_Task objective:_ Reproduce all entries verbatim, with nothing added or dropped.

____ Given information

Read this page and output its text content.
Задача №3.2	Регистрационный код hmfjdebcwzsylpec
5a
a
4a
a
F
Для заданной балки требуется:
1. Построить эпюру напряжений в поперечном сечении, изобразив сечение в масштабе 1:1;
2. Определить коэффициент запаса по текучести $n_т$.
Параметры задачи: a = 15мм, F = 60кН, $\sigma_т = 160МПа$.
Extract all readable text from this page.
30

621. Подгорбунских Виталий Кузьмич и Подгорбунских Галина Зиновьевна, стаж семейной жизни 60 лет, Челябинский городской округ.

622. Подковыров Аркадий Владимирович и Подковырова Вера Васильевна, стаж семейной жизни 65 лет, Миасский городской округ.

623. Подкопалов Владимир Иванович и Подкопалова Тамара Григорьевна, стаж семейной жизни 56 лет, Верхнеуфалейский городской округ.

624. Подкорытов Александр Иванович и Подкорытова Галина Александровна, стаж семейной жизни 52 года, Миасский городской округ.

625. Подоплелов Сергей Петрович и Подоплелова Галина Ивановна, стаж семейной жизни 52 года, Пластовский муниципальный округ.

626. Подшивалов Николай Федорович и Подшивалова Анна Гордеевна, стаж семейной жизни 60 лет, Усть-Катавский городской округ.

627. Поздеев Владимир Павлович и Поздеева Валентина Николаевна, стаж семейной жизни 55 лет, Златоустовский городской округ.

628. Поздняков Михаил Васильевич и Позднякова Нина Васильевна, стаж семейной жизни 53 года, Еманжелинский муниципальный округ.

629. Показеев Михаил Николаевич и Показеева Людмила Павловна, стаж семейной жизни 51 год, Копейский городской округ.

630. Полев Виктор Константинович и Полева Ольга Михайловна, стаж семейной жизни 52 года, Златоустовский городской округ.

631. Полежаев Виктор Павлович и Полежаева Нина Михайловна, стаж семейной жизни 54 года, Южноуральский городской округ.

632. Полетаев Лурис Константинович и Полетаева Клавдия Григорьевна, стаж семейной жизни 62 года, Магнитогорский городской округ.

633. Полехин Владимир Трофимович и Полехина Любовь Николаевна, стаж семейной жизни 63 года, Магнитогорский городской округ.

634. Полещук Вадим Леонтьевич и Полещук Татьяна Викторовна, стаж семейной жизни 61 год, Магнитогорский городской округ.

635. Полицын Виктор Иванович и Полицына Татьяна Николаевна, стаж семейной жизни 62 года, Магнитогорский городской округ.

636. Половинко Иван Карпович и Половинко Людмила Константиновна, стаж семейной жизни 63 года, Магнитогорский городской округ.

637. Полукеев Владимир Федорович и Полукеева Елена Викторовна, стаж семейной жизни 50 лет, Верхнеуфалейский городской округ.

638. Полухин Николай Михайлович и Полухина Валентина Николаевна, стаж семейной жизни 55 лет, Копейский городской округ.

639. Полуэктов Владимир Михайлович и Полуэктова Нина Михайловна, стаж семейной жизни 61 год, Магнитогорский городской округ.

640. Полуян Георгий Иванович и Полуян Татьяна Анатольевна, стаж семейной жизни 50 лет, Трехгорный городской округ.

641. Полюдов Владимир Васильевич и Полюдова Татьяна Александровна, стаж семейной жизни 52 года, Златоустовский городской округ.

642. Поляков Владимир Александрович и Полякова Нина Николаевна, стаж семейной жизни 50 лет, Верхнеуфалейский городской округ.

________

_Output of the task:_
Read this page and output its text content.
Задача №3.2	Регистрационный код hmfjdebcwzsylpec
5a
a
4a
a
F
Для заданной балки требуется:
1. Построить эпюру напряжений в поперечном сечении, изобразив сечение в масштабе 1:1;
2. Определить коэффициент запаса по текучести $n_т$.
Параметры задачи: a = 15мм, F = 60кН, $\sigma_т = 160МПа$.
Extract all readable text from this page.
30

621. Подгорбунских Виталий Кузьмич и Подгорбунских Галина Зиновьевна, стаж семейной жизни 60 лет, Челябинский городской округ.

622. Подковыров Аркадий Владимирович и Подковырова Вера Васильевна, стаж семейной жизни 65 лет, Миасский городской округ.

623. Подкопалов Владимир Иванович и Подкопалова Тамара Григорьевна, стаж семейной жизни 56 лет, Верхнеуфалейский городской округ.

624. Подкорытов Александр Иванович и Подкорытова Галина Александровна, стаж семейной жизни 52 года, Миасский городской округ.

625. Подоплелов Сергей Петрович и Подоплелова Галина Ивановна, стаж семейной жизни 52 года, Пластовский муниципальный округ.

626. Подшивалов Николай Федорович и Подшивалова Анна Гордеевна, стаж семейной жизни 60 лет, Усть-Катавский городской округ.

627. Поздеев Владимир Павлович и Поздеева Валентина Николаевна, стаж семейной жизни 55 лет, Златоустовский городской округ.

628. Поздняков Михаил Васильевич и Позднякова Нина Васильевна, стаж семейной жизни 53 года, Еманжелинский муниципальный округ.

629. Показеев Михаил Николаевич и Показеева Людмила Павловна, стаж семейной жизни 51 год, Копейский городской округ.

630. Полев Виктор Константинович и Полева Ольга Михайловна, стаж семейной жизни 52 года, Златоустовский городской округ.

631. Полежаев Виктор Павлович и Полежаева Нина Михайловна, стаж семейной жизни 54 года, Южноуральский городской округ.

632. Полетаев Лурис Константинович и Полетаева Клавдия Григорьевна, стаж семейной жизни 62 года, Магнитогорский городской округ.

633. Полехин Владимир Трофимович и Полехина Любовь Николаевна, стаж семейной жизни 63 года, Магнитогорский городской округ.

634. Полещук Вадим Леонтьевич и Полещук Татьяна Викторовна, стаж семейной жизни 61 год, Магнитогорский городской округ.

635. Полицын Виктор Иванович и Полицына Татьяна Николаевна, стаж семейной жизни 62 года, Магнитогорский городской округ.

636. Половинко Иван Карпович и Половинко Людмила Константиновна, стаж семейной жизни 63 года, Магнитогорский городской округ.

637. Полукеев Владимир Федорович и Полукеева Елена Викторовна, стаж семейной жизни 50 лет, Верхнеуфалейский городской округ.

638. Полухин Николай Михайлович и Полухина Валентина Николаевна, стаж семейной жизни 55 лет, Копейский городской округ.

639. Полуэктов Владимир Михайлович и Полуэктова Нина Михайловна, стаж семейной жизни 61 год, Магнитогорский городской округ.

640. Полуян Георгий Иванович и Полуян Татьяна Анатольевна, стаж семейной жизни 50 лет, Трехгорный городской округ.

641. Полюдов Владимир Васильевич и Полюдова Татьяна Александровна, стаж семейной жизни 52 года, Златоустовский городской округ.

642. Поляков Владимир Александрович и Полякова Нина Николаевна, стаж семейной жизни 50 лет, Верхнеуфалейский городской округ.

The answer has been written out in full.